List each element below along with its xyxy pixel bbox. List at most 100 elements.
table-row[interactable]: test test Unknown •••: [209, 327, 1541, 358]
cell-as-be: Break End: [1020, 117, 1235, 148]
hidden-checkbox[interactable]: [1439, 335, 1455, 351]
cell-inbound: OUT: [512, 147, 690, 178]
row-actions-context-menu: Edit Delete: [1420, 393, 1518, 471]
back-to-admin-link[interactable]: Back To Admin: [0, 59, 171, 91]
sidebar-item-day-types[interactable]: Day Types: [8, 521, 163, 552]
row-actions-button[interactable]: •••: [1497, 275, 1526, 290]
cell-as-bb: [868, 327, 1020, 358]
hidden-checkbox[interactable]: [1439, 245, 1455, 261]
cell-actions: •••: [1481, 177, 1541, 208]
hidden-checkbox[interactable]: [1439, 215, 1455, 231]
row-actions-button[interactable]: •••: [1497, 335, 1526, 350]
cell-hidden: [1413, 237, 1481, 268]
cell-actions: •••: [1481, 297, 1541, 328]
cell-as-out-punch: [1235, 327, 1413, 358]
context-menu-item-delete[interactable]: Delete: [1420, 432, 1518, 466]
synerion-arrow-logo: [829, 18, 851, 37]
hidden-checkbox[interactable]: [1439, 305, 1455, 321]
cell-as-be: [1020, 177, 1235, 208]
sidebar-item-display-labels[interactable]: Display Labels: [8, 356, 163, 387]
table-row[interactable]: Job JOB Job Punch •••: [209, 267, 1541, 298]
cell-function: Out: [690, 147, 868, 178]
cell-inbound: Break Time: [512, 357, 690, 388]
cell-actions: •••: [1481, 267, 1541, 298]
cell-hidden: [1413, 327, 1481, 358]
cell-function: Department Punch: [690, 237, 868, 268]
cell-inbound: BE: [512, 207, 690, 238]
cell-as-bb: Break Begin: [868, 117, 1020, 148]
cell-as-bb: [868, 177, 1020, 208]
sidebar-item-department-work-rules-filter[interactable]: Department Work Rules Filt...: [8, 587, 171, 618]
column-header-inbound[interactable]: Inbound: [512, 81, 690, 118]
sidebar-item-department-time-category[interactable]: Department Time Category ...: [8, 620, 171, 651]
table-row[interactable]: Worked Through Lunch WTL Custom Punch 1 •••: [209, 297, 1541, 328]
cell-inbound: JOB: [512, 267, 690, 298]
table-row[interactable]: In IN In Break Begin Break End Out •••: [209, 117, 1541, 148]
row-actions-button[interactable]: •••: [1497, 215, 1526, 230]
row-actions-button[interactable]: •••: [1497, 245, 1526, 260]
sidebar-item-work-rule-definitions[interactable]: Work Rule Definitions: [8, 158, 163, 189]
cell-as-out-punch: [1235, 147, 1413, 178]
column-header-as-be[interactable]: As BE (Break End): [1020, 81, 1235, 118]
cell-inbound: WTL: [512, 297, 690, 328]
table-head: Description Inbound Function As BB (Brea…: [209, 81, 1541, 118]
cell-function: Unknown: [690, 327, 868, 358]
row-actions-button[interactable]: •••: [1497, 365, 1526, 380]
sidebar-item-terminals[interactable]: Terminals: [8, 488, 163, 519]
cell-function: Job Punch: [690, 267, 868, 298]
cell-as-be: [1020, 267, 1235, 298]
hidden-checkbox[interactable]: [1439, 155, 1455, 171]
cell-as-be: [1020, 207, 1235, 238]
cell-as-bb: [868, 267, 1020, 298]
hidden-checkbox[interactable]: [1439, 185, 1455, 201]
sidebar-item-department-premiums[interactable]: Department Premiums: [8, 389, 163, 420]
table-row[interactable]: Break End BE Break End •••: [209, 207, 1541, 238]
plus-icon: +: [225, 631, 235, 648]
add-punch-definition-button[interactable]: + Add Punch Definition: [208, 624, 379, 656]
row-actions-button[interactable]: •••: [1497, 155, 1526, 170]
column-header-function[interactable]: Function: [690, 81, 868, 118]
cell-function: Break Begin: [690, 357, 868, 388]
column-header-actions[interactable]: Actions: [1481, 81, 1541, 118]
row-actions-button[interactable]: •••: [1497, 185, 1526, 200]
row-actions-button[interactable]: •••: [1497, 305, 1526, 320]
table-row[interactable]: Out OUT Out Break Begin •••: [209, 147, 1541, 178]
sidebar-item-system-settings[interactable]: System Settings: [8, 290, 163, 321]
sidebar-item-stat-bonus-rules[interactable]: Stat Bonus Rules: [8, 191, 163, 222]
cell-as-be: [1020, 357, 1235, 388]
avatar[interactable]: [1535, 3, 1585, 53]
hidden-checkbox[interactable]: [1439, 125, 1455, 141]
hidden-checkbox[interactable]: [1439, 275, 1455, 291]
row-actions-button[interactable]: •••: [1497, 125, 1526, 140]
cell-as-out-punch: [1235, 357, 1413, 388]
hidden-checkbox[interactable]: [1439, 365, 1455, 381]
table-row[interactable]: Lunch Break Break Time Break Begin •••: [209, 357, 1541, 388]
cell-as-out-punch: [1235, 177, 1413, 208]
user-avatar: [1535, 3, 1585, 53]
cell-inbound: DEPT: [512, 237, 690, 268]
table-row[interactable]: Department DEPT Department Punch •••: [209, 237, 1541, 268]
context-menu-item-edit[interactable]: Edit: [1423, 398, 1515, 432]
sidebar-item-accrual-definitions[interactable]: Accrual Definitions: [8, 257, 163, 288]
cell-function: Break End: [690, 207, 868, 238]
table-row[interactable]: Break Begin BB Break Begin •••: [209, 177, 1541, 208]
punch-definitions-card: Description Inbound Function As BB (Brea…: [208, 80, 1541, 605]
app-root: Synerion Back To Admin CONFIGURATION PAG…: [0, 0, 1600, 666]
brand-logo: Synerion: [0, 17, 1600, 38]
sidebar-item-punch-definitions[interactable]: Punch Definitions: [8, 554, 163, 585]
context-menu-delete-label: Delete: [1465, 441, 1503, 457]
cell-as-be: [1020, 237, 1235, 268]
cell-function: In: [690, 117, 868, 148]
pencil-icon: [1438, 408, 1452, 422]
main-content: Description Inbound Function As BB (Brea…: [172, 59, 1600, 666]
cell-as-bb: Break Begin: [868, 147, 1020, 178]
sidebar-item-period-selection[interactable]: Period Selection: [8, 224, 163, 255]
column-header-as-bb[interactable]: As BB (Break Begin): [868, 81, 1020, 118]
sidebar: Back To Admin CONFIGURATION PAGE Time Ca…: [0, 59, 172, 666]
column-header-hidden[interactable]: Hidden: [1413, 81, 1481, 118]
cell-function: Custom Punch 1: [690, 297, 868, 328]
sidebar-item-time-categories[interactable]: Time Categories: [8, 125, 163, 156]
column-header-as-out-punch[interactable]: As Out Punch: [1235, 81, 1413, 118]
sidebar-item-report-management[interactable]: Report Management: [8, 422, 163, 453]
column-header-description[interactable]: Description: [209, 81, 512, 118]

WHAT THE TASK REQUIRES: Could you give all the lines above as a numbered list, leaving out any blank ones?

TASK SOLUTION:
1. List each element below along with its xyxy pixel bbox. List at most 100 elements.
2. table-row[interactable]: test test Unknown •••: [209, 327, 1541, 358]
3. cell-as-be: Break End: [1020, 117, 1235, 148]
4. hidden-checkbox[interactable]: [1439, 335, 1455, 351]
5. cell-inbound: OUT: [512, 147, 690, 178]
6. row-actions-context-menu: Edit Delete: [1420, 393, 1518, 471]
7. back-to-admin-link[interactable]: Back To Admin: [0, 59, 171, 91]
8. sidebar-item-day-types[interactable]: Day Types: [8, 521, 163, 552]
9. row-actions-button[interactable]: •••: [1497, 275, 1526, 290]
10. cell-as-bb: [868, 327, 1020, 358]
11. hidden-checkbox[interactable]: [1439, 245, 1455, 261]
12. cell-actions: •••: [1481, 177, 1541, 208]
13. hidden-checkbox[interactable]: [1439, 215, 1455, 231]
14. row-actions-button[interactable]: •••: [1497, 335, 1526, 350]
15. cell-hidden: [1413, 237, 1481, 268]
16. cell-actions: •••: [1481, 297, 1541, 328]
17. cell-as-out-punch: [1235, 327, 1413, 358]
18. context-menu-item-delete[interactable]: Delete: [1420, 432, 1518, 466]
19. synerion-arrow-logo: [829, 18, 851, 37]
20. hidden-checkbox[interactable]: [1439, 305, 1455, 321]
21. cell-as-be: [1020, 177, 1235, 208]
22. sidebar-item-display-labels[interactable]: Display Labels: [8, 356, 163, 387]
23. table-row[interactable]: Job JOB Job Punch •••: [209, 267, 1541, 298]
24. cell-function: Out: [690, 147, 868, 178]
25. cell-inbound: Break Time: [512, 357, 690, 388]
26. cell-actions: •••: [1481, 267, 1541, 298]
27. cell-hidden: [1413, 327, 1481, 358]
28. cell-function: Department Punch: [690, 237, 868, 268]
29. cell-inbound: BE: [512, 207, 690, 238]
30. cell-as-bb: Break Begin: [868, 117, 1020, 148]
31. cell-as-bb: [868, 177, 1020, 208]
32. sidebar-item-department-work-rules-filter[interactable]: Department Work Rules Filt...: [8, 587, 171, 618]
33. column-header-inbound[interactable]: Inbound: [512, 81, 690, 118]
34. sidebar-item-department-time-category[interactable]: Department Time Category ...: [8, 620, 171, 651]
35. table-row[interactable]: Worked Through Lunch WTL Custom Punch 1 •••: [209, 297, 1541, 328]
36. cell-inbound: JOB: [512, 267, 690, 298]
37. table-row[interactable]: In IN In Break Begin Break End Out •••: [209, 117, 1541, 148]
38. row-actions-button[interactable]: •••: [1497, 215, 1526, 230]
39. row-actions-button[interactable]: •••: [1497, 245, 1526, 260]
40. sidebar-item-work-rule-definitions[interactable]: Work Rule Definitions: [8, 158, 163, 189]
41. cell-as-out-punch: [1235, 147, 1413, 178]
42. column-header-as-be[interactable]: As BE (Break End): [1020, 81, 1235, 118]
43. cell-inbound: WTL: [512, 297, 690, 328]
44. table-head: Description Inbound Function As BB (Brea…: [209, 81, 1541, 118]
45. cell-function: Unknown: [690, 327, 868, 358]
46. row-actions-button[interactable]: •••: [1497, 365, 1526, 380]
47. sidebar-item-terminals[interactable]: Terminals: [8, 488, 163, 519]
48. cell-function: Job Punch: [690, 267, 868, 298]
49. cell-as-be: [1020, 267, 1235, 298]
50. hidden-checkbox[interactable]: [1439, 155, 1455, 171]
51. cell-as-be: [1020, 207, 1235, 238]
52. cell-as-bb: [868, 267, 1020, 298]
53. hidden-checkbox[interactable]: [1439, 185, 1455, 201]
54. sidebar-item-department-premiums[interactable]: Department Premiums: [8, 389, 163, 420]
55. table-row[interactable]: Break End BE Break End •••: [209, 207, 1541, 238]
56. plus-icon: +: [225, 631, 235, 648]
57. add-punch-definition-button[interactable]: + Add Punch Definition: [208, 624, 379, 656]
58. row-actions-button[interactable]: •••: [1497, 155, 1526, 170]
59. column-header-function[interactable]: Function: [690, 81, 868, 118]
60. cell-function: Break Begin: [690, 357, 868, 388]
61. column-header-actions[interactable]: Actions: [1481, 81, 1541, 118]
62. row-actions-button[interactable]: •••: [1497, 185, 1526, 200]
63. row-actions-button[interactable]: •••: [1497, 305, 1526, 320]
64. table-row[interactable]: Out OUT Out Break Begin •••: [209, 147, 1541, 178]
65. sidebar-item-system-settings[interactable]: System Settings: [8, 290, 163, 321]
66. sidebar-item-stat-bonus-rules[interactable]: Stat Bonus Rules: [8, 191, 163, 222]
67. cell-as-be: [1020, 357, 1235, 388]
68. avatar[interactable]: [1535, 3, 1585, 53]
69. hidden-checkbox[interactable]: [1439, 125, 1455, 141]
70. hidden-checkbox[interactable]: [1439, 275, 1455, 291]
71. row-actions-button[interactable]: •••: [1497, 125, 1526, 140]
72. cell-as-out-punch: [1235, 357, 1413, 388]
73. hidden-checkbox[interactable]: [1439, 365, 1455, 381]
74. table-row[interactable]: Lunch Break Break Time Break Begin •••: [209, 357, 1541, 388]
75. cell-as-out-punch: [1235, 177, 1413, 208]
76. user-avatar: [1535, 3, 1585, 53]
77. cell-inbound: DEPT: [512, 237, 690, 268]
78. table-row[interactable]: Department DEPT Department Punch •••: [209, 237, 1541, 268]
79. context-menu-item-edit[interactable]: Edit: [1423, 398, 1515, 432]
80. sidebar-item-accrual-definitions[interactable]: Accrual Definitions: [8, 257, 163, 288]
81. cell-function: Break End: [690, 207, 868, 238]
82. table-row[interactable]: Break Begin BB Break Begin •••: [209, 177, 1541, 208]
83. punch-definitions-card: Description Inbound Function As BB (Brea…: [208, 80, 1541, 605]
84. app-root: Synerion Back To Admin CONFIGURATION PAG…: [0, 0, 1600, 666]
85. brand-logo: Synerion: [0, 17, 1600, 38]
86. sidebar-item-punch-definitions[interactable]: Punch Definitions: [8, 554, 163, 585]
87. context-menu-delete-label: Delete: [1465, 441, 1503, 457]
88. cell-as-be: [1020, 237, 1235, 268]
89. cell-function: In: [690, 117, 868, 148]
90. pencil-icon: [1438, 408, 1452, 422]
91. main-content: Description Inbound Function As BB (Brea…: [172, 59, 1600, 666]
92. cell-as-bb: Break Begin: [868, 147, 1020, 178]
93. sidebar-item-period-selection[interactable]: Period Selection: [8, 224, 163, 255]
94. column-header-as-bb[interactable]: As BB (Break Begin): [868, 81, 1020, 118]
95. sidebar: Back To Admin CONFIGURATION PAGE Time Ca…: [0, 59, 172, 666]
96. column-header-hidden[interactable]: Hidden: [1413, 81, 1481, 118]
97. cell-function: Custom Punch 1: [690, 297, 868, 328]
98. sidebar-item-time-categories[interactable]: Time Categories: [8, 125, 163, 156]
99. column-header-as-out-punch[interactable]: As Out Punch: [1235, 81, 1413, 118]
100. sidebar-item-report-management[interactable]: Report Management: [8, 422, 163, 453]
101. column-header-description[interactable]: Description: [209, 81, 512, 118]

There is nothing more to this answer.